TASK INSTRUCTIONS —
Give every entry again, unchanged, and leave its images out.

== TASK DATA ==

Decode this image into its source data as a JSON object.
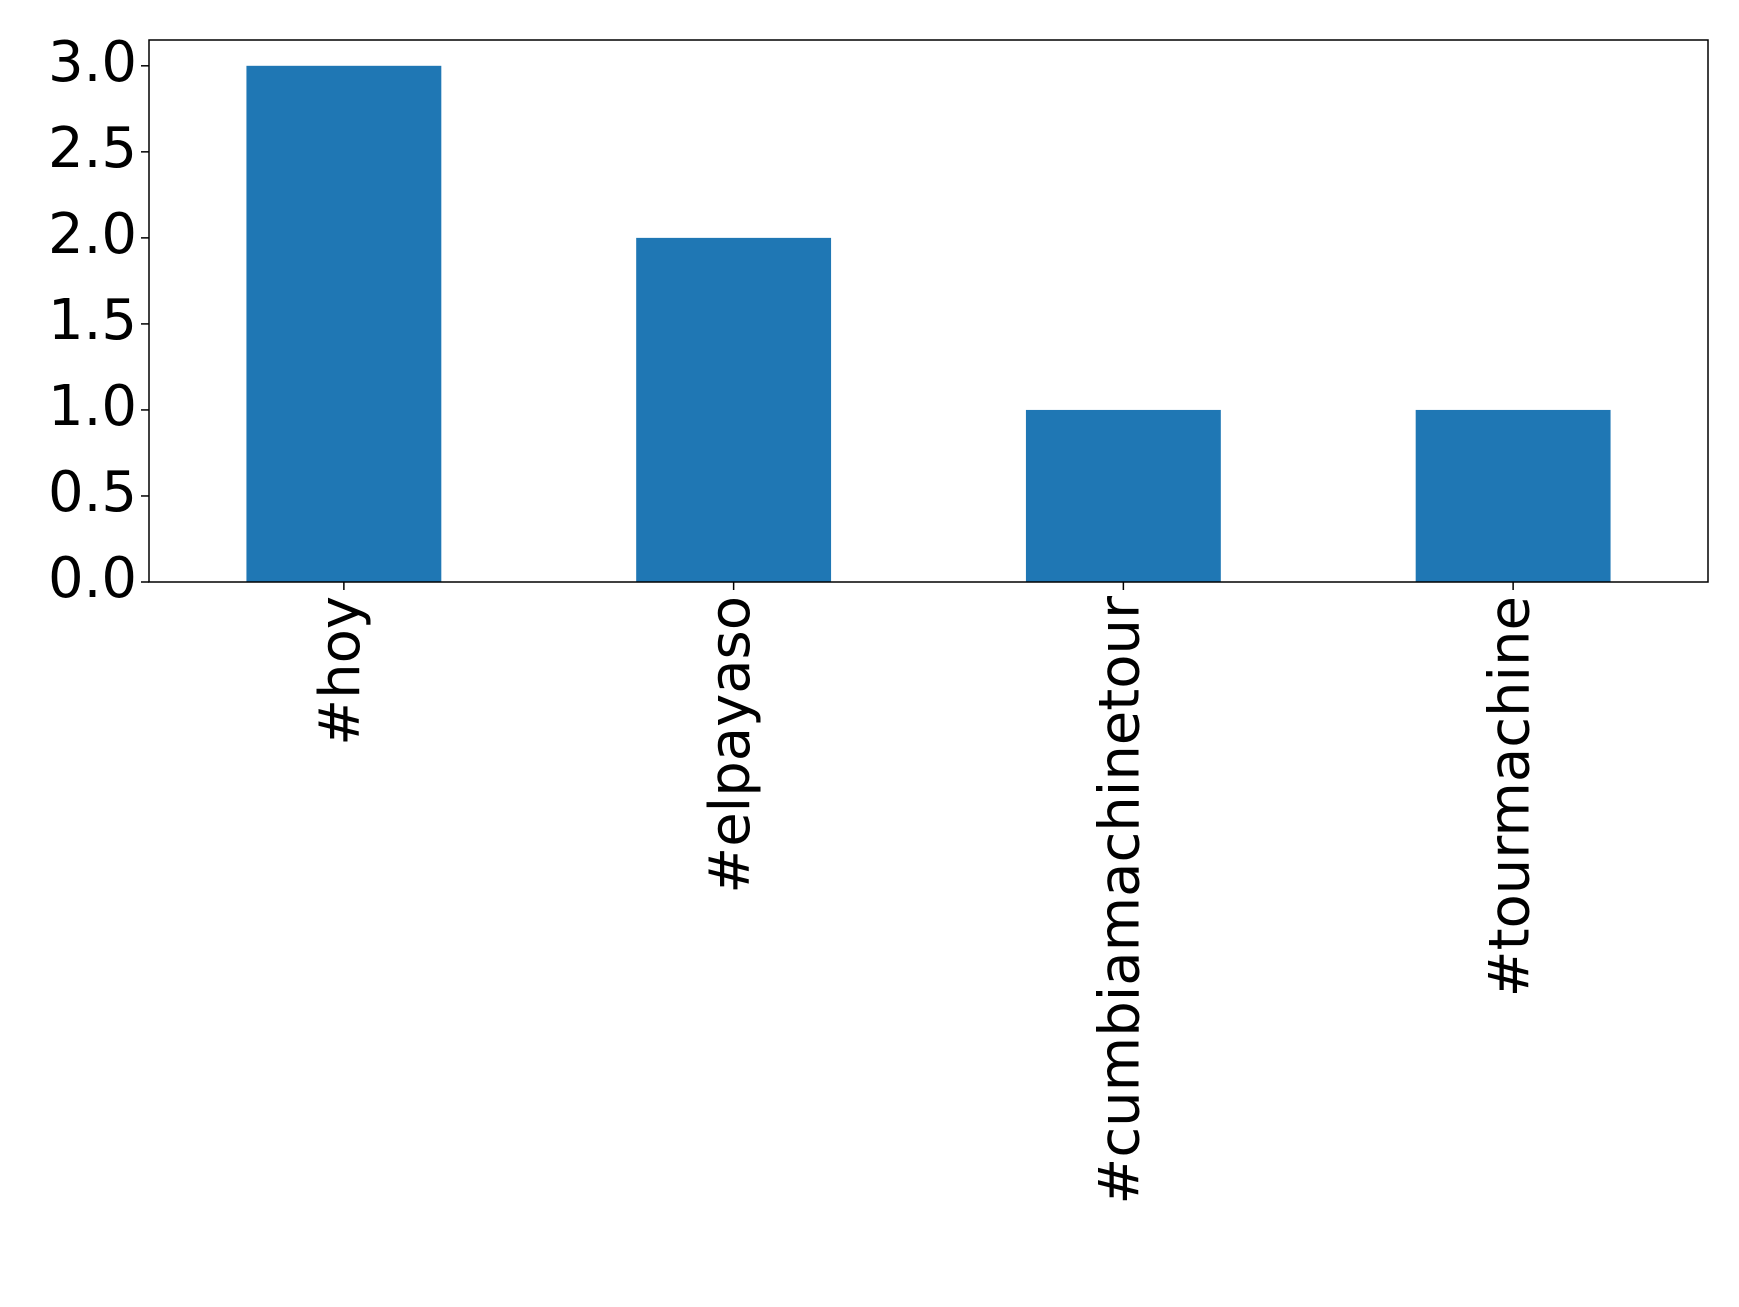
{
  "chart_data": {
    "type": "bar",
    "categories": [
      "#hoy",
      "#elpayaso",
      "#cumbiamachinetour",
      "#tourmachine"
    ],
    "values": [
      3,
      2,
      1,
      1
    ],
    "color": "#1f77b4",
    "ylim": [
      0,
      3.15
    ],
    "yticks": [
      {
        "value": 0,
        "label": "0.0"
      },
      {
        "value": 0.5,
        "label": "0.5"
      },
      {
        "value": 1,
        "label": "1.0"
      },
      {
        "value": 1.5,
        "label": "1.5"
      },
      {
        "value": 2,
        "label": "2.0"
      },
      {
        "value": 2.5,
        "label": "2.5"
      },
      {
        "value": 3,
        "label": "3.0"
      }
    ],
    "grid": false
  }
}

===

COMPLETED EXERCISE —
Decode this image into its source data as a JSON object.
{
  "chart_data": {
    "type": "bar",
    "categories": [
      "#hoy",
      "#elpayaso",
      "#cumbiamachinetour",
      "#tourmachine"
    ],
    "values": [
      3,
      2,
      1,
      1
    ],
    "color": "#1f77b4",
    "ylim": [
      0,
      3.15
    ],
    "yticks": [
      {
        "value": 0,
        "label": "0.0"
      },
      {
        "value": 0.5,
        "label": "0.5"
      },
      {
        "value": 1,
        "label": "1.0"
      },
      {
        "value": 1.5,
        "label": "1.5"
      },
      {
        "value": 2,
        "label": "2.0"
      },
      {
        "value": 2.5,
        "label": "2.5"
      },
      {
        "value": 3,
        "label": "3.0"
      }
    ],
    "grid": false
  }
}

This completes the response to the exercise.